— Instrução 1 —
Transcreva o trecho do texto sobre o ensino brasileiro que vai de "É injusto culpar" até "que estava errada.", incluindo essas duas passagens.
— Instrução 2 —
Liste as disciplinas em que o texto sobre o ensino brasileiro diz que o Brasil foi avaliado, com a colocação do país em cada uma.
— Instrução 3 —
Dê continuidade ao texto sobre o ensino brasileiro a partir da última frase apresentada.

— Texto fornecido —
PAPO DE MALUCO
Saiu ontem, no Globo, uma matéria sobre o resultado do Programa Internacional de Avaliação de Alunos de 2003, que classificou o ensino brasileiro como um dos piores do mundo. Não é para menos. Dos 40 países avaliados, o Brasil foi o 37º em Leitura, o 39º em Ciências e o último em Matemática. Pior: o número de pontos alcançados pelos nossos estudantes foi tão baixo que não conseguiu sequer classificá-los no nível 1, o mais elementar. Segundo a matéria, "nesse nível, os estudantes são capazes de desempenhar ações óbvias e seguir as informações do problema proposto". Trocando em miúdos: se orangotangos bem-treinados tivessem feito a prova no lugar dos estudantes brasileiros, o resultado poderia ter sido melhor. O teste foi feito com alunos da rede pública e privada, sem distinção de série.
É injusto culpar só os estudantes pelo péssimo resultado, porém. Os professores também contribuem para o desatre do ensino brasileiro. Antes de ingressar na UFRJ, estudei a vida toda na rede privada, a maior parte em colégios católicos (apenas o jardim de infância e a alfabetização foram em colégio laico). Nesse meio tempo, presenciei alguns absurdos em sala de aula que dão uma pequena dimensão do atoleiro em que o sistema educacional está metido. Quando minha irmã estava na 2ª série, por exemplo, meus pais tiveram que ir ao colégio reclamar que a professora havia ensinado que o ordinal do número 60 era "sexUagésimo", ao invés de "sexagésimo". A "mestra" havia tirado ponto numa prova da minha irmã porque ela escrevera da forma correta. Acreditem ou não, a professora se recusava a admitir que estava errada.
Na 3ª ou na 4ª série, tive uma professora que me ensinou que não devíamos dormir com plantas dentro de um quarto fechado. Segundo ela, à noite as plantas sugavam oxigênio e liberavam gás carbônico (ou seja, respiravam) e podíamos acabar asfixiados. Engraçado é imaginar que as plantas só respiram à noite. Como é que elas fazem no resto do dia? "E quer dizer que dormir no mesmo quarto que o meu irmãozinho também pode me matar? Acho que ele libera mais CO2 do que uma samambaia."

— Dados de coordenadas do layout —
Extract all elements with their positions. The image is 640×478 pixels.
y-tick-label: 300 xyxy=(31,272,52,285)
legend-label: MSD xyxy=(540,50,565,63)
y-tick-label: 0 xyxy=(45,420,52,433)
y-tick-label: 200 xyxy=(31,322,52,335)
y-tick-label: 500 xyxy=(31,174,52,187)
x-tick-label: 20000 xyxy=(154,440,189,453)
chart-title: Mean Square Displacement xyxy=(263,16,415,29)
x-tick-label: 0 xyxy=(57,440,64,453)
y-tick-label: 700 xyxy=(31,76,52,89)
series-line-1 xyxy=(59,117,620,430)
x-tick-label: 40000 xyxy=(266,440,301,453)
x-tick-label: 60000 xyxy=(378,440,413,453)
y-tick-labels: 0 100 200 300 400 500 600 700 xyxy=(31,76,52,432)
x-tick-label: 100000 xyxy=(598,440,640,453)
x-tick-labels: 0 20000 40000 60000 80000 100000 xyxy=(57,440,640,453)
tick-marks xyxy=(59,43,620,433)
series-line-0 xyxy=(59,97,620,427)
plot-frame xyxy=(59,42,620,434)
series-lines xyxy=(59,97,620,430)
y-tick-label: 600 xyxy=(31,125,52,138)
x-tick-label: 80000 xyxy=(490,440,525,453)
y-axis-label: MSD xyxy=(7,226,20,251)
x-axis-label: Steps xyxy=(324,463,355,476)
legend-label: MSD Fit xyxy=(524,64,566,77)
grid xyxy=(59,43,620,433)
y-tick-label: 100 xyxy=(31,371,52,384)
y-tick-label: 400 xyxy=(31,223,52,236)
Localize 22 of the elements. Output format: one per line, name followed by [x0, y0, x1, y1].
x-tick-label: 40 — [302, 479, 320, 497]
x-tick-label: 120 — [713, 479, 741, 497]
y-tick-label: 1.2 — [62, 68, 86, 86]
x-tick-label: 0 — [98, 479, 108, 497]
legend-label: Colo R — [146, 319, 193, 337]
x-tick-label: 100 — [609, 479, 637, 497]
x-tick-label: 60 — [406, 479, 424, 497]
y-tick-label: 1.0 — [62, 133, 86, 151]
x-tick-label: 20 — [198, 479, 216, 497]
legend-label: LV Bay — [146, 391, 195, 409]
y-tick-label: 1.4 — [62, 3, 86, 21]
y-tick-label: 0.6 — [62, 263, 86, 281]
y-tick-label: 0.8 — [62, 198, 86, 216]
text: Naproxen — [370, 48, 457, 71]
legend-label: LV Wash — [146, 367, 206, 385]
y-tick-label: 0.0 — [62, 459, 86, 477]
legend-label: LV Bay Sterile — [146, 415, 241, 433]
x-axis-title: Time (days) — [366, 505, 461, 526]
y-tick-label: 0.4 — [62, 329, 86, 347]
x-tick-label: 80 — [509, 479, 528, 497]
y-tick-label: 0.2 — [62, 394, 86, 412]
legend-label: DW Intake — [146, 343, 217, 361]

— Resposta 1 —
É injusto culpar só os estudantes pelo péssimo resultado, porém. Os professores também contribuem para o desatre do ensino brasileiro. Antes de ingressar na UFRJ, estudei a vida toda na rede privada, a maior parte em colégios católicos (apenas o jardim de infância e a alfabetização foram em colégio laico). Nesse meio tempo, presenciei alguns absurdos em sala de aula que dão uma pequena dimensão do atoleiro em que o sistema educacional está metido. Quando minha irmã estava na 2ª série, por exemplo, meus pais tiveram que ir ao colégio reclamar que a professora havia ensinado que o ordinal do número 60 era "sexUagésimo", ao invés de "sexagésimo". A "mestra" havia tirado ponto numa prova da minha irmã porque ela escrevera da forma correta. Acreditem ou não, a professora se recusava a admitir que estava errada.

— Resposta 2 —
Leitura: 37º lugar
Ciências: 39º lugar
Matemática: último lugar

— Resposta 3 —
Na 8ª série, quando deveríamos pelo menos ter começado a ler os grandes clássicos da literatura, uma professora passou como leitura obrigatória um livro do Paulo Coelho (a saber: "Nas margens do rio Piedra eu sentei e chorei", certamente a maior bosta que já li em toda minha vida). Fui obrigado a fazer prova e tudo.
No 2º ano do 2º grau, uma professora de Geografia insistia em dizer que não havia terremotos no Brasil que fossem causados por deslocamento de placa tectônica. Rebati a afirmação, pois meus pais são geólogos e sei que isso não é verdade. Ela, no entanto, se recusou sequer a discutir o erro. (E nem é preciso ser formado em geologia para perceber o engano; o noroeste do Brasil fica muito perto dos Andes, que é uma área de atividade geológica intensa. Um terremoto com epicentro ali pode muito bem atingir a Amazônia - e atinge).
É incrível pensar que a maioria dos meus colegas de 2º grau se formou sem nunca ter lido a fase realista de Machado de Assis. Sem fugir à média dos estudantes brasileiros, meus companheiros de estudo só liam o que fosse obrigatório. De Machado de Assis, infelizmente, só nos passaram "Helena", da fase romântica. O resto foi só José de Alencar, o abominável, na veia.
Tive apenas um professor de literatura que estimulava a leitura em prol do decoreba. E, claro, não era compreendido e foi convidado a se retirar do colégio no ano seguinte. Uma tristeza. Quando me recordo do primário, percebo como não há incentivo nenhum à leitura, mesmo em estabelecimentos particulares. Não havia biblioteca no colégio em que estudei da 1ª à 8ª série, por exemplo. Aliás, minto. Houve uma biblioteca, mas apenas na 1ª série. A professora nos levou lá uma única vez e depois ela foi desativada. Em compensação, quando eu estava na 8ª série, inauguraram um ginásio poliesportivo com piso emborrachado e placar eletrônico. Por aí dá para perceber quais eram as prioridades de investimento das freiras.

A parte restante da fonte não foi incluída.